From the listing below, extract every line in which the word "pour" appears.
>> start
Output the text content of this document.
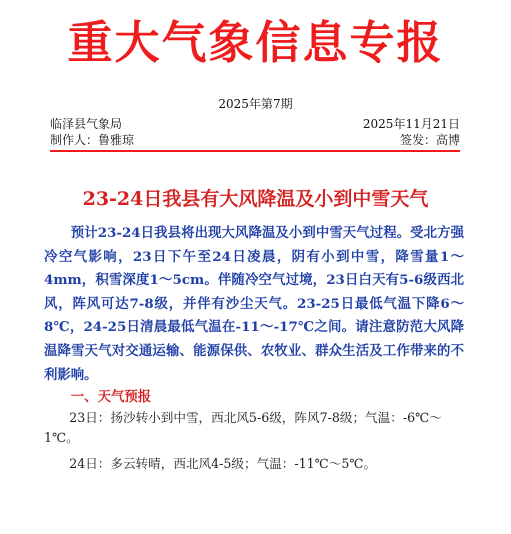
重大气象信息专报
2025年第7期
临泽县气象局	2025年11月21日
制作人：鲁雅琼	签发：高博
23-24日我县有大风降温及小到中雪天气

预计23-24日我县将出现大风降温及小到中雪天气过程。受北方强冷空气影响，23日下午至24日凌晨，阴有小到中雪，降雪量1～4mm，积雪深度1～5cm。伴随冷空气过境，23日白天有5-6级西北风，阵风可达7-8级，并伴有沙尘天气。23-25日最低气温下降6～8℃，24-25日清晨最低气温在-11～-17℃之间。请注意防范大风降温降雪天气对交通运输、能源保供、农牧业、群众生活及工作带来的不利影响。

一、天气预报

23日：扬沙转小到中雪，西北风5-6级，阵风7-8级；气温：-6℃～1℃。

24日：多云转晴，西北风4-5级；气温：-11℃～5℃。
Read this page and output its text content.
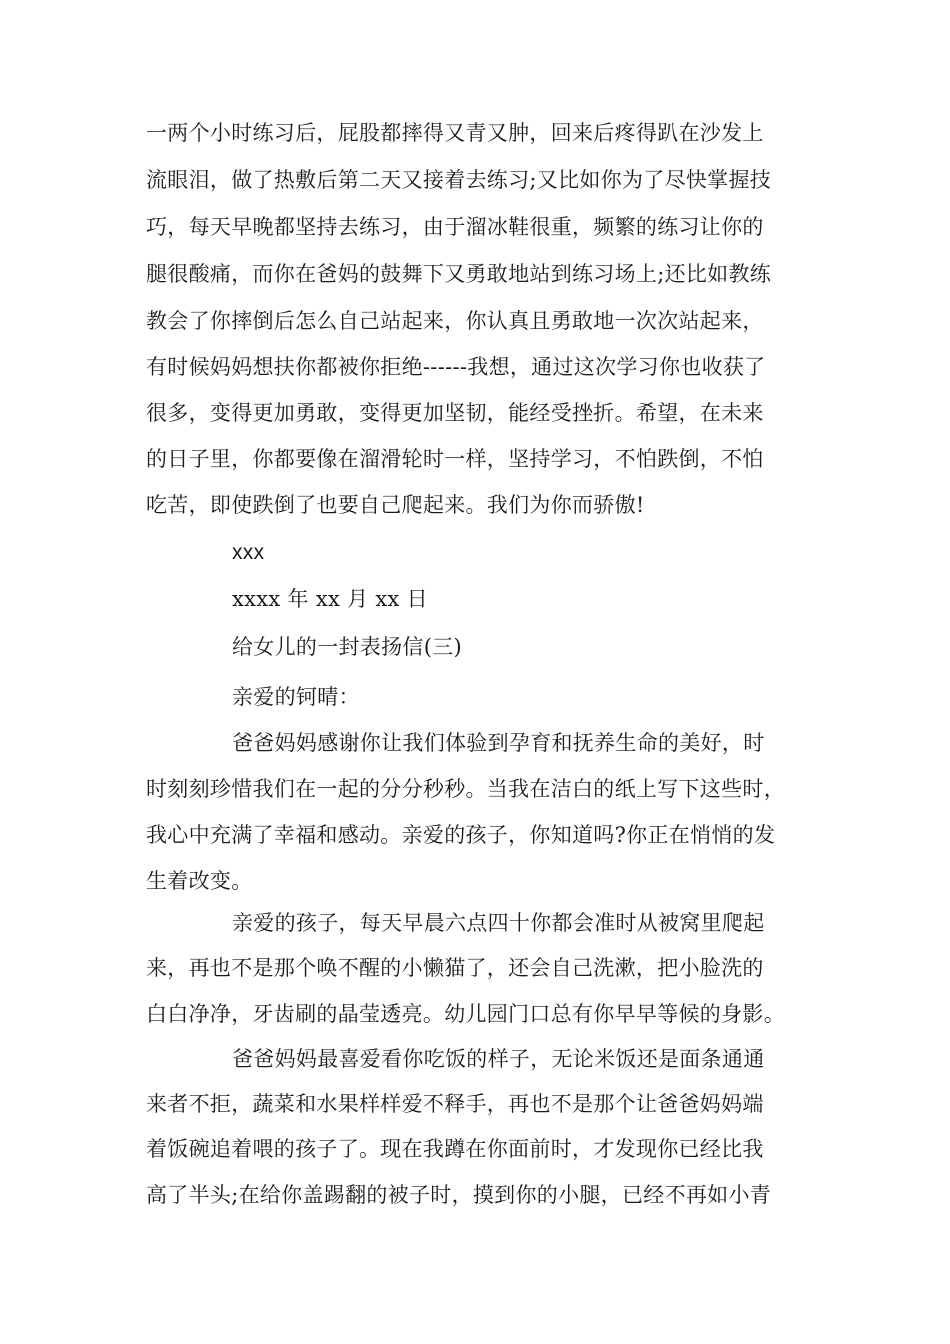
一两个小时练习后，屁股都摔得又青又肿，回来后疼得趴在沙发上
流眼泪，做了热敷后第二天又接着去练习;又比如你为了尽快掌握技
巧，每天早晚都坚持去练习，由于溜冰鞋很重，频繁的练习让你的
腿很酸痛，而你在爸妈的鼓舞下又勇敢地站到练习场上;还比如教练
教会了你摔倒后怎么自己站起来，你认真且勇敢地一次次站起来，
有时候妈妈想扶你都被你拒绝------我想，通过这次学习你也收获了
很多，变得更加勇敢，变得更加坚韧，能经受挫折。希望，在未来
的日子里，你都要像在溜滑轮时一样，坚持学习，不怕跌倒，不怕
吃苦，即使跌倒了也要自己爬起来。我们为你而骄傲!
xxx
xxxx 年 xx 月 xx 日
给女儿的一封表扬信(三)
亲爱的钶晴：
爸爸妈妈感谢你让我们体验到孕育和抚养生命的美好，时
时刻刻珍惜我们在一起的分分秒秒。当我在洁白的纸上写下这些时，
我心中充满了幸福和感动。亲爱的孩子，你知道吗?你正在悄悄的发
生着改变。
亲爱的孩子，每天早晨六点四十你都会准时从被窝里爬起
来，再也不是那个唤不醒的小懒猫了，还会自己洗漱，把小脸洗的
白白净净，牙齿刷的晶莹透亮。幼儿园门口总有你早早等候的身影。
爸爸妈妈最喜爱看你吃饭的样子，无论米饭还是面条通通
来者不拒，蔬菜和水果样样爱不释手，再也不是那个让爸爸妈妈端
着饭碗追着喂的孩子了。现在我蹲在你面前时，才发现你已经比我
高了半头;在给你盖踢翻的被子时，摸到你的小腿，已经不再如小青
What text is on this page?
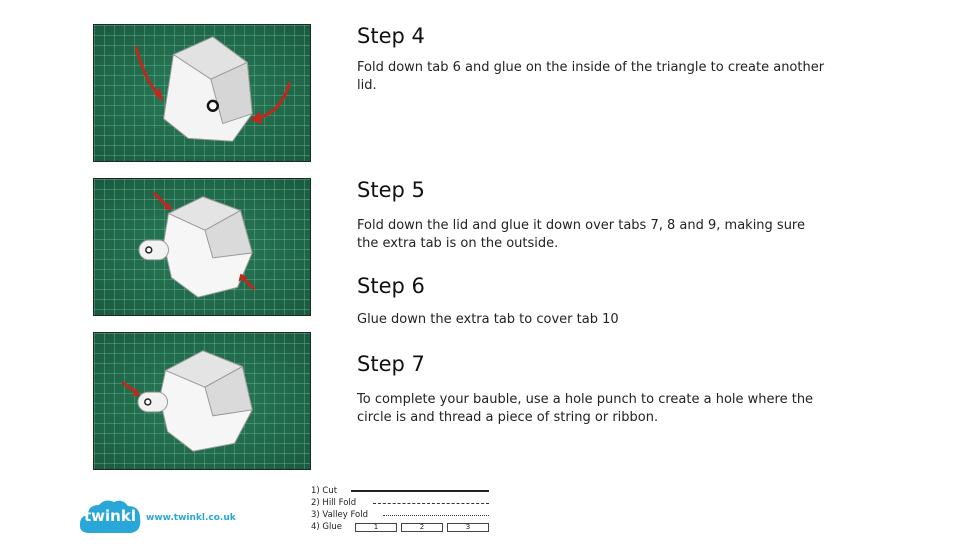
Step 4

Fold down tab 6 and glue on the inside of the triangle to create another lid.

Step 5

Fold down the lid and glue it down over tabs 7, 8 and 9, making sure the extra tab is on the outside.

Step 6

Glue down the extra tab to cover tab 10

Step 7

To complete your bauble, use a hole punch to create a hole where the circle is and thread a piece of string or ribbon.

twinkl	www.twinkl.co.uk
1) Cut
2) Hill Fold
3) Valley Fold
4) Glue	1	2	3
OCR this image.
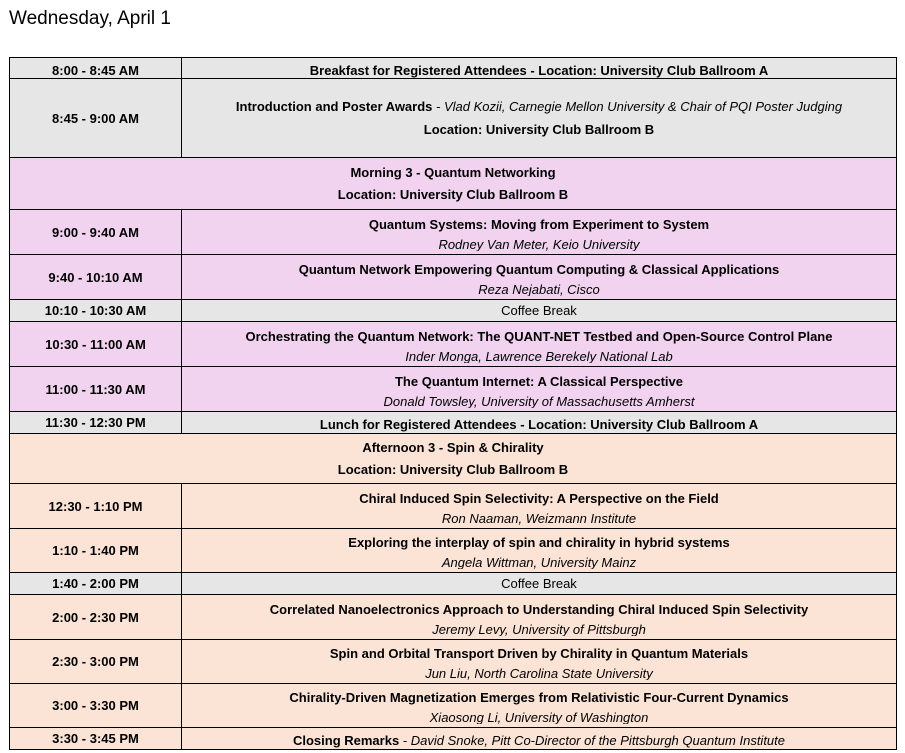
Wednesday, April 1
8:00 - 8:45 AM	Breakfast for Registered Attendees - Location: University Club Ballroom A

8:45 - 9:00 AM	Introduction and Poster Awards - Vlad Kozii, Carnegie Mellon University & Chair of PQI Poster Judging
Location: University Club Ballroom B

Morning 3 - Quantum Networking
Location: University Club Ballroom B	

9:00 - 9:40 AM	Quantum Systems: Moving from Experiment to System
Rodney Van Meter, Keio University

9:40 - 10:10 AM	Quantum Network Empowering Quantum Computing & Classical Applications
Reza Nejabati, Cisco

10:10 - 10:30 AM	Coffee Break
10:30 - 11:00 AM	Orchestrating the Quantum Network: The QUANT-NET Testbed and Open-Source Control Plane
Inder Monga, Lawrence Berekely National Lab

11:00 - 11:30 AM	The Quantum Internet: A Classical Perspective
Donald Towsley, University of Massachusetts Amherst

11:30 - 12:30 PM	Lunch for Registered Attendees - Location: University Club Ballroom A

Afternoon 3 - Spin & Chirality
Location: University Club Ballroom B	

12:30 - 1:10 PM	Chiral Induced Spin Selectivity: A Perspective on the Field
Ron Naaman, Weizmann Institute

1:10 - 1:40 PM	Exploring the interplay of spin and chirality in hybrid systems
Angela Wittman, University Mainz

1:40 - 2:00 PM	Coffee Break
2:00 - 2:30 PM	Correlated Nanoelectronics Approach to Understanding Chiral Induced Spin Selectivity
Jeremy Levy, University of Pittsburgh

2:30 - 3:00 PM	Spin and Orbital Transport Driven by Chirality in Quantum Materials
Jun Liu, North Carolina State University

3:00 - 3:30 PM	Chirality-Driven Magnetization Emerges from Relativistic Four-Current Dynamics
Xiaosong Li, University of Washington

3:30 - 3:45 PM	Closing Remarks - David Snoke, Pitt Co-Director of the Pittsburgh Quantum Institute
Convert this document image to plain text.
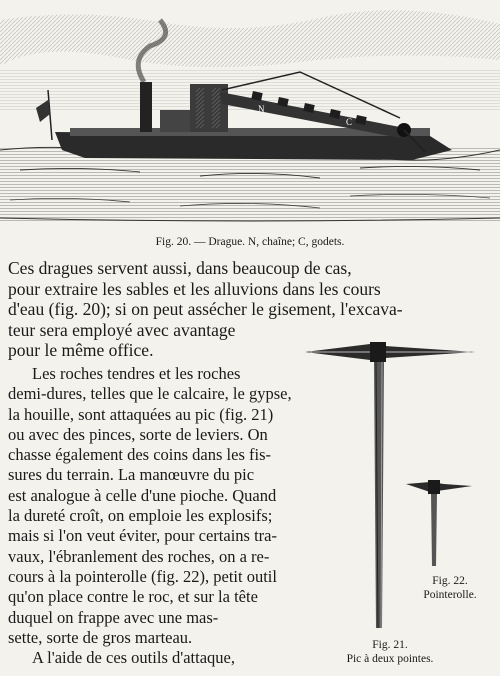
N
C
Fig. 20. — Drague. N, chaîne; C, godets.
Ces dragues servent aussi, dans beaucoup de cas,
pour extraire les sables et les alluvions dans les cours
d'eau (fig. 20); si on peut assécher le gisement, l'excava-
teur sera employé avec avantage
pour le même office.
Les roches tendres et les roches
demi-dures, telles que le calcaire, le gypse,
la houille, sont attaquées au pic (fig. 21)
ou avec des pinces, sorte de leviers. On
chasse également des coins dans les fis-
sures du terrain. La manœuvre du pic
est analogue à celle d'une pioche. Quand
la dureté croît, on emploie les explosifs;
mais si l'on veut éviter, pour certains tra-
vaux, l'ébranlement des roches, on a re-
cours à la pointerolle (fig. 22), petit outil
qu'on place contre le roc, et sur la tête
duquel on frappe avec une mas-
sette, sorte de gros marteau.
A l'aide de ces outils d'attaque,
Fig. 22.
Pointerolle.
Fig. 21.
Pic à deux pointes.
>> end
* [EXERCISE RESULT]:
pour extraire les sables et les alluvions dans les cours
pour le même office.
mais si l'on veut éviter, pour certains tra-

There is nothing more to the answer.